═══ Supplied information ═══

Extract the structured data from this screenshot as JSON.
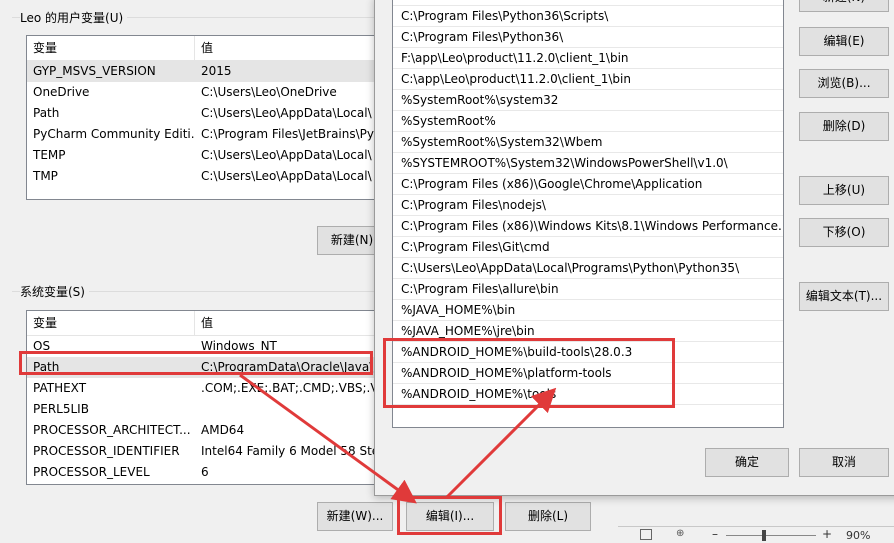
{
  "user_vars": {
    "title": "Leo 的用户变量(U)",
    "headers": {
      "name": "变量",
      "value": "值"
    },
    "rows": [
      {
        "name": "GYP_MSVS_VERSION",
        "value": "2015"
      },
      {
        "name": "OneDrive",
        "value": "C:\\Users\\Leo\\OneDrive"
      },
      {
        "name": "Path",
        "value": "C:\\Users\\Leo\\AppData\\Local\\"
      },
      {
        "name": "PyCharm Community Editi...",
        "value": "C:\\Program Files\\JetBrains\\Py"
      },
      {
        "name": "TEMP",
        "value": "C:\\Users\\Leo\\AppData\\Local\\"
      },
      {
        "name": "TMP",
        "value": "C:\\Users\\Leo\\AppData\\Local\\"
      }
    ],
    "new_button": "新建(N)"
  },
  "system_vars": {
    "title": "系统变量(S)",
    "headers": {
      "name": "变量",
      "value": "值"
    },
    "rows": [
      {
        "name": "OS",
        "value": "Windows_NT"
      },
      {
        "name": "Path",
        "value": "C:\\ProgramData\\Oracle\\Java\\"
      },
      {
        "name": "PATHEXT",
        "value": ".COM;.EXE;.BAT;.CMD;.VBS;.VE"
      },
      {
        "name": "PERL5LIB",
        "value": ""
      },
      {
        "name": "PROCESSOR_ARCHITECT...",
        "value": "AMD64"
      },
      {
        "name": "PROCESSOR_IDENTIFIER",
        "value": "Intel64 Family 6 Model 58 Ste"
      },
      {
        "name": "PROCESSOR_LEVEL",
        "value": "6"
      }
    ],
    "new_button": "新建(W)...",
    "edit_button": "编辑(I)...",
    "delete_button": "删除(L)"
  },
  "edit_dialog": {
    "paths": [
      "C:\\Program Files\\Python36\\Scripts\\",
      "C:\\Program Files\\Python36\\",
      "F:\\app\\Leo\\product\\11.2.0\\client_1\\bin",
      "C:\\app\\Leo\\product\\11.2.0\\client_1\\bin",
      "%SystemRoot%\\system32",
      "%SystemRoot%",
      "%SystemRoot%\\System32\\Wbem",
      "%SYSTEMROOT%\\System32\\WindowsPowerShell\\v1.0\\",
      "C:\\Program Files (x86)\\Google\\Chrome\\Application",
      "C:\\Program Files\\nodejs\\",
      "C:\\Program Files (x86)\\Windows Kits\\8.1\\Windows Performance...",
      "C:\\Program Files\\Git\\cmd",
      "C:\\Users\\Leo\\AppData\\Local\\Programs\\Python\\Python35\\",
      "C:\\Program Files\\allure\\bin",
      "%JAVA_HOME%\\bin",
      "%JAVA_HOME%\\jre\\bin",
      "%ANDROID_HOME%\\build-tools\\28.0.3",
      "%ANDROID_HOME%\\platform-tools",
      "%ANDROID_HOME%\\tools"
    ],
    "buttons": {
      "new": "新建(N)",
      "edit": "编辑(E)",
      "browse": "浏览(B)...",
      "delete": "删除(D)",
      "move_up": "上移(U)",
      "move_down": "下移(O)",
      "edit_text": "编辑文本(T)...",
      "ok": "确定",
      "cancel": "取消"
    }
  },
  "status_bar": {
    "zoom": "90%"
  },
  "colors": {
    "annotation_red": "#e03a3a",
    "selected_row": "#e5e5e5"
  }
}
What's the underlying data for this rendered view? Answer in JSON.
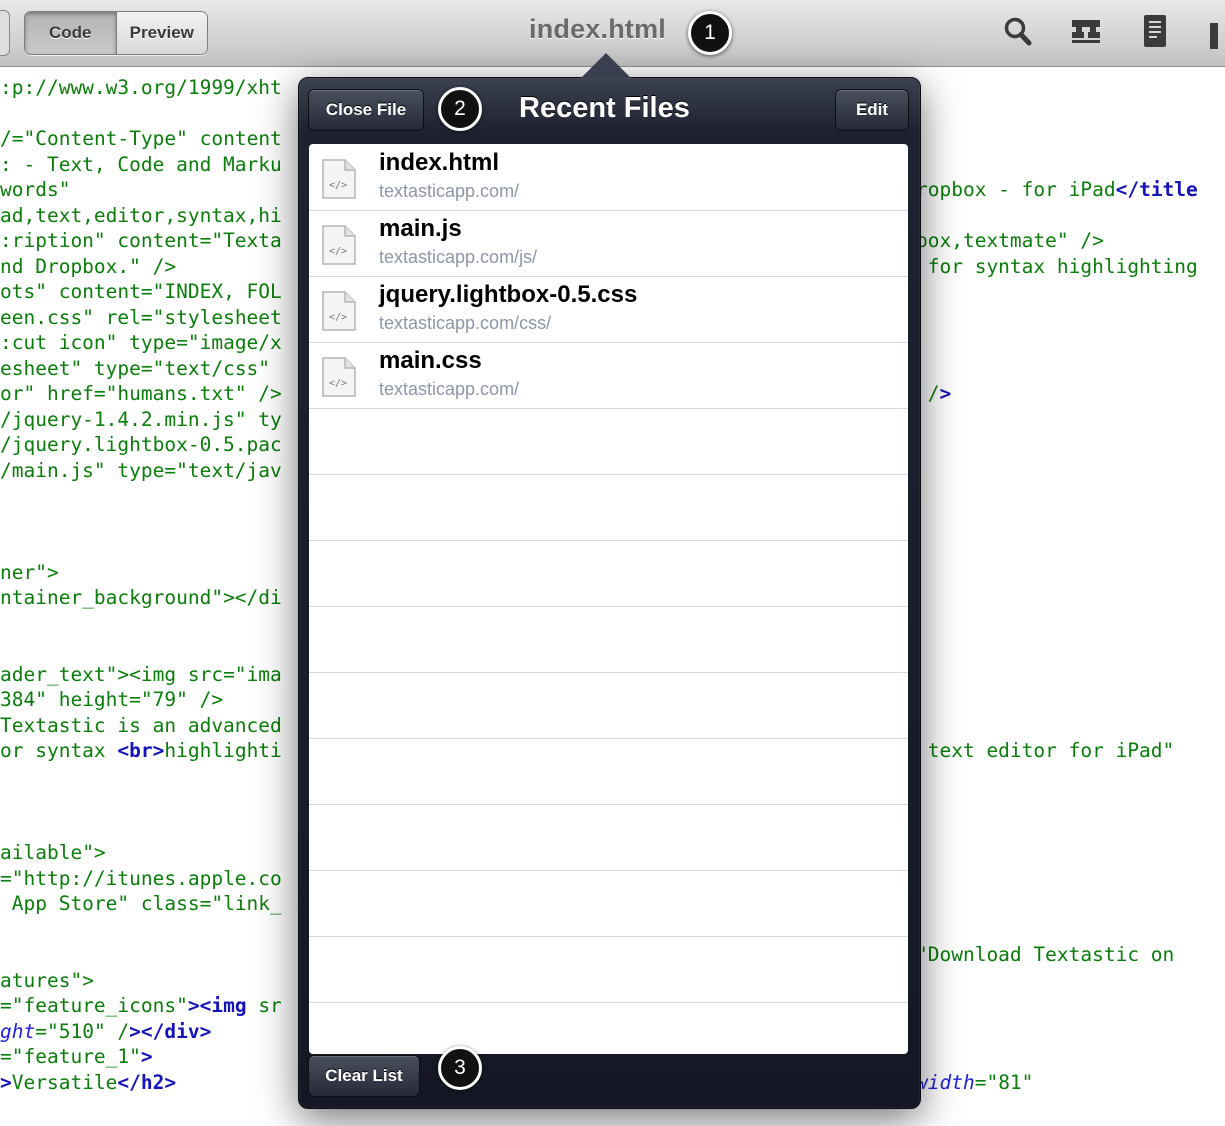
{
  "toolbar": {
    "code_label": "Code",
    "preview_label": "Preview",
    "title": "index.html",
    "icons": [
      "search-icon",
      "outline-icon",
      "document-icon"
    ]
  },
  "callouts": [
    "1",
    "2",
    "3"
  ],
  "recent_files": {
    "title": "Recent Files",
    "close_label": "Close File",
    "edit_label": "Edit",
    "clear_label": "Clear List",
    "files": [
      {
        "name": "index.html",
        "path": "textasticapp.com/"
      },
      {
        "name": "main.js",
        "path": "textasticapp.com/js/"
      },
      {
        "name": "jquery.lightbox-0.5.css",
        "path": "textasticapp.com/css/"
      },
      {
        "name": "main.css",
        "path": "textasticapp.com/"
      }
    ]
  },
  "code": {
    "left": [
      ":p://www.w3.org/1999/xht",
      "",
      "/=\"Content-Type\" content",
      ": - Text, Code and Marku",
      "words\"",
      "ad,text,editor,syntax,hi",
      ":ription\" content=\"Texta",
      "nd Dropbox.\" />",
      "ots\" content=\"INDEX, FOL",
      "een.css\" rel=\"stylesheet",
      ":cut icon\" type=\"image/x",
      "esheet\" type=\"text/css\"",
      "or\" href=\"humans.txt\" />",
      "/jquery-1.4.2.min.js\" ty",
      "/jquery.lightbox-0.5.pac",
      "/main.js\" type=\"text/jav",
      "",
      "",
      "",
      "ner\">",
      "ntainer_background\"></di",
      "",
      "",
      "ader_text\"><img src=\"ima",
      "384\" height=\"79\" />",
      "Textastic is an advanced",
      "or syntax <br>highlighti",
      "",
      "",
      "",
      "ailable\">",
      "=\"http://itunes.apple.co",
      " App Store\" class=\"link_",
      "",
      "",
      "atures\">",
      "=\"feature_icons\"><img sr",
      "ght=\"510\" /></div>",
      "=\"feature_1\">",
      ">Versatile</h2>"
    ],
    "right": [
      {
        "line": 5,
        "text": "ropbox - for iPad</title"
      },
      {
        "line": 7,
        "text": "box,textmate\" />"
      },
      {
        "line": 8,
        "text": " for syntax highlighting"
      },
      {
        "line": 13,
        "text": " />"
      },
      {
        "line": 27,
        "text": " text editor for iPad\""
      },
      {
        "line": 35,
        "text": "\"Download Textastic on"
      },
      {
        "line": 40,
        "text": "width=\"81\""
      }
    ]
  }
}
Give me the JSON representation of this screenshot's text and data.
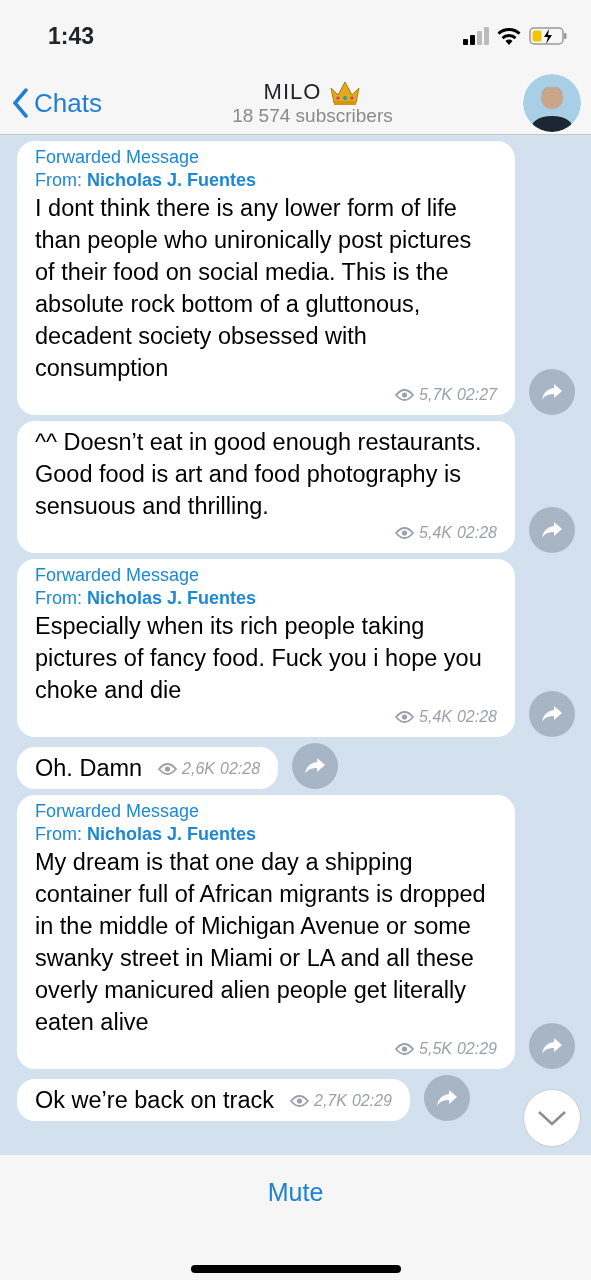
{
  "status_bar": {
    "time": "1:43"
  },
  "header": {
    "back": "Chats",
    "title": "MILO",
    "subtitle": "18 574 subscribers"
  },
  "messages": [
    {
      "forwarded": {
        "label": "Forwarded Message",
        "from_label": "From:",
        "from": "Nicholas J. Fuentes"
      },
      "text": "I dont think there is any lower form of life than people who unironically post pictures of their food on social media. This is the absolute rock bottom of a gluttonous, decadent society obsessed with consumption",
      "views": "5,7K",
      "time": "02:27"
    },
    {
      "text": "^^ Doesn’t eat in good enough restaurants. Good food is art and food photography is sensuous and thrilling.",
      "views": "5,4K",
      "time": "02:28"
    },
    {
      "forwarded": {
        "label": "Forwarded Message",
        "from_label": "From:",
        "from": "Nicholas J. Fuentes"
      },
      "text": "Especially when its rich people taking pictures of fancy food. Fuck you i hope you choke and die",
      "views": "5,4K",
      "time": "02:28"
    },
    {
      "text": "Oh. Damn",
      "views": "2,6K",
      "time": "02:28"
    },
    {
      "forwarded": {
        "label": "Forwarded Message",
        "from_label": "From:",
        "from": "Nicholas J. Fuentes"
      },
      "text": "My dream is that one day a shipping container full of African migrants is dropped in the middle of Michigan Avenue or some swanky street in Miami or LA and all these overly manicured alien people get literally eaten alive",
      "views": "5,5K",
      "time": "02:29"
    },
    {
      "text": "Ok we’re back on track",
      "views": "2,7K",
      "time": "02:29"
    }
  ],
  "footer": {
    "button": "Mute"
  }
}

═══

What this task involves >> Repeat each entry precisely as it appears. Leave the pictures out.

Output below >>
Extract the structured data from this screenshot as JSON.
{
  "user_vars": {
    "title": "Leo 的用户变量(U)",
    "headers": {
      "name": "变量",
      "value": "值"
    },
    "rows": [
      {
        "name": "GYP_MSVS_VERSION",
        "value": "2015"
      },
      {
        "name": "OneDrive",
        "value": "C:\\Users\\Leo\\OneDrive"
      },
      {
        "name": "Path",
        "value": "C:\\Users\\Leo\\AppData\\Local\\"
      },
      {
        "name": "PyCharm Community Editi...",
        "value": "C:\\Program Files\\JetBrains\\Py"
      },
      {
        "name": "TEMP",
        "value": "C:\\Users\\Leo\\AppData\\Local\\"
      },
      {
        "name": "TMP",
        "value": "C:\\Users\\Leo\\AppData\\Local\\"
      }
    ],
    "new_button": "新建(N)"
  },
  "system_vars": {
    "title": "系统变量(S)",
    "headers": {
      "name": "变量",
      "value": "值"
    },
    "rows": [
      {
        "name": "OS",
        "value": "Windows_NT"
      },
      {
        "name": "Path",
        "value": "C:\\ProgramData\\Oracle\\Java\\"
      },
      {
        "name": "PATHEXT",
        "value": ".COM;.EXE;.BAT;.CMD;.VBS;.VE"
      },
      {
        "name": "PERL5LIB",
        "value": ""
      },
      {
        "name": "PROCESSOR_ARCHITECT...",
        "value": "AMD64"
      },
      {
        "name": "PROCESSOR_IDENTIFIER",
        "value": "Intel64 Family 6 Model 58 Ste"
      },
      {
        "name": "PROCESSOR_LEVEL",
        "value": "6"
      }
    ],
    "new_button": "新建(W)...",
    "edit_button": "编辑(I)...",
    "delete_button": "删除(L)"
  },
  "edit_dialog": {
    "paths": [
      "C:\\Program Files\\Python36\\Scripts\\",
      "C:\\Program Files\\Python36\\",
      "F:\\app\\Leo\\product\\11.2.0\\client_1\\bin",
      "C:\\app\\Leo\\product\\11.2.0\\client_1\\bin",
      "%SystemRoot%\\system32",
      "%SystemRoot%",
      "%SystemRoot%\\System32\\Wbem",
      "%SYSTEMROOT%\\System32\\WindowsPowerShell\\v1.0\\",
      "C:\\Program Files (x86)\\Google\\Chrome\\Application",
      "C:\\Program Files\\nodejs\\",
      "C:\\Program Files (x86)\\Windows Kits\\8.1\\Windows Performance...",
      "C:\\Program Files\\Git\\cmd",
      "C:\\Users\\Leo\\AppData\\Local\\Programs\\Python\\Python35\\",
      "C:\\Program Files\\allure\\bin",
      "%JAVA_HOME%\\bin",
      "%JAVA_HOME%\\jre\\bin",
      "%ANDROID_HOME%\\build-tools\\28.0.3",
      "%ANDROID_HOME%\\platform-tools",
      "%ANDROID_HOME%\\tools"
    ],
    "buttons": {
      "new": "新建(N)",
      "edit": "编辑(E)",
      "browse": "浏览(B)...",
      "delete": "删除(D)",
      "move_up": "上移(U)",
      "move_down": "下移(O)",
      "edit_text": "编辑文本(T)...",
      "ok": "确定",
      "cancel": "取消"
    }
  },
  "status_bar": {
    "zoom": "90%"
  },
  "colors": {
    "annotation_red": "#e03a3a",
    "selected_row": "#e5e5e5"
  }
}
What's the underlying data for this rendered view? Answer in JSON.
{
  "toolbar": {
    "code_label": "Code",
    "preview_label": "Preview",
    "title": "index.html",
    "icons": [
      "search-icon",
      "outline-icon",
      "document-icon"
    ]
  },
  "callouts": [
    "1",
    "2",
    "3"
  ],
  "recent_files": {
    "title": "Recent Files",
    "close_label": "Close File",
    "edit_label": "Edit",
    "clear_label": "Clear List",
    "files": [
      {
        "name": "index.html",
        "path": "textasticapp.com/"
      },
      {
        "name": "main.js",
        "path": "textasticapp.com/js/"
      },
      {
        "name": "jquery.lightbox-0.5.css",
        "path": "textasticapp.com/css/"
      },
      {
        "name": "main.css",
        "path": "textasticapp.com/"
      }
    ]
  },
  "code": {
    "left": [
      ":p://www.w3.org/1999/xht",
      "",
      "/=\"Content-Type\" content",
      ": - Text, Code and Marku",
      "words\"",
      "ad,text,editor,syntax,hi",
      ":ription\" content=\"Texta",
      "nd Dropbox.\" />",
      "ots\" content=\"INDEX, FOL",
      "een.css\" rel=\"stylesheet",
      ":cut icon\" type=\"image/x",
      "esheet\" type=\"text/css\"",
      "or\" href=\"humans.txt\" />",
      "/jquery-1.4.2.min.js\" ty",
      "/jquery.lightbox-0.5.pac",
      "/main.js\" type=\"text/jav",
      "",
      "",
      "",
      "ner\">",
      "ntainer_background\"></di",
      "",
      "",
      "ader_text\"><img src=\"ima",
      "384\" height=\"79\" />",
      "Textastic is an advanced",
      "or syntax <br>highlighti",
      "",
      "",
      "",
      "ailable\">",
      "=\"http://itunes.apple.co",
      " App Store\" class=\"link_",
      "",
      "",
      "atures\">",
      "=\"feature_icons\"><img sr",
      "ght=\"510\" /></div>",
      "=\"feature_1\">",
      ">Versatile</h2>"
    ],
    "right": [
      {
        "line": 5,
        "text": "ropbox - for iPad</title"
      },
      {
        "line": 7,
        "text": "box,textmate\" />"
      },
      {
        "line": 8,
        "text": " for syntax highlighting"
      },
      {
        "line": 13,
        "text": " />"
      },
      {
        "line": 27,
        "text": " text editor for iPad\""
      },
      {
        "line": 35,
        "text": "\"Download Textastic on"
      },
      {
        "line": 40,
        "text": "width=\"81\""
      }
    ]
  }
}
Give me the JSON representation of this screenshot's text and data.
{
  "status_bar": {
    "time": "1:43"
  },
  "header": {
    "back": "Chats",
    "title": "MILO",
    "subtitle": "18 574 subscribers"
  },
  "messages": [
    {
      "forwarded": {
        "label": "Forwarded Message",
        "from_label": "From:",
        "from": "Nicholas J. Fuentes"
      },
      "text": "I dont think there is any lower form of life than people who unironically post pictures of their food on social media. This is the absolute rock bottom of a gluttonous, decadent society obsessed with consumption",
      "views": "5,7K",
      "time": "02:27"
    },
    {
      "text": "^^ Doesn’t eat in good enough restaurants. Good food is art and food photography is sensuous and thrilling.",
      "views": "5,4K",
      "time": "02:28"
    },
    {
      "forwarded": {
        "label": "Forwarded Message",
        "from_label": "From:",
        "from": "Nicholas J. Fuentes"
      },
      "text": "Especially when its rich people taking pictures of fancy food. Fuck you i hope you choke and die",
      "views": "5,4K",
      "time": "02:28"
    },
    {
      "text": "Oh. Damn",
      "views": "2,6K",
      "time": "02:28"
    },
    {
      "forwarded": {
        "label": "Forwarded Message",
        "from_label": "From:",
        "from": "Nicholas J. Fuentes"
      },
      "text": "My dream is that one day a shipping container full of African migrants is dropped in the middle of Michigan Avenue or some swanky street in Miami or LA and all these overly manicured alien people get literally eaten alive",
      "views": "5,5K",
      "time": "02:29"
    },
    {
      "text": "Ok we’re back on track",
      "views": "2,7K",
      "time": "02:29"
    }
  ],
  "footer": {
    "button": "Mute"
  }
}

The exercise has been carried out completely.